* **INSTRUCTION**: Output the data that follows exactly, line for line.

Collection entries
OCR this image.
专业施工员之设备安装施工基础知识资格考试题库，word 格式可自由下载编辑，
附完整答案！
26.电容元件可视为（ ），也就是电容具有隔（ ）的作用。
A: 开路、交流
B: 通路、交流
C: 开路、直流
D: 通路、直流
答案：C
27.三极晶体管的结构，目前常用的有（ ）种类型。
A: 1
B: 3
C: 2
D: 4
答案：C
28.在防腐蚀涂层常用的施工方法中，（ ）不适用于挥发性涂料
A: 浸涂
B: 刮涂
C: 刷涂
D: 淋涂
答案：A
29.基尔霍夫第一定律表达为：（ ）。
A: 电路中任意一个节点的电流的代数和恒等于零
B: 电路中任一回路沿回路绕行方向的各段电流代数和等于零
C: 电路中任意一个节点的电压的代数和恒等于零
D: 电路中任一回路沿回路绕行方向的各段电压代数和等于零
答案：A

* **THE RESULT**:
OCR this image.
专业施工员之设备安装施工基础知识资格考试题库，word 格式可自由下载编辑，
附完整答案！
26.电容元件可视为（ ），也就是电容具有隔（ ）的作用。
A: 开路、交流
B: 通路、交流
C: 开路、直流
D: 通路、直流
答案：C
27.三极晶体管的结构，目前常用的有（ ）种类型。
A: 1
B: 3
C: 2
D: 4
答案：C
28.在防腐蚀涂层常用的施工方法中，（ ）不适用于挥发性涂料
A: 浸涂
B: 刮涂
C: 刷涂
D: 淋涂
答案：A
29.基尔霍夫第一定律表达为：（ ）。
A: 电路中任意一个节点的电流的代数和恒等于零
B: 电路中任一回路沿回路绕行方向的各段电流代数和等于零
C: 电路中任意一个节点的电压的代数和恒等于零
D: 电路中任一回路沿回路绕行方向的各段电压代数和等于零
答案：A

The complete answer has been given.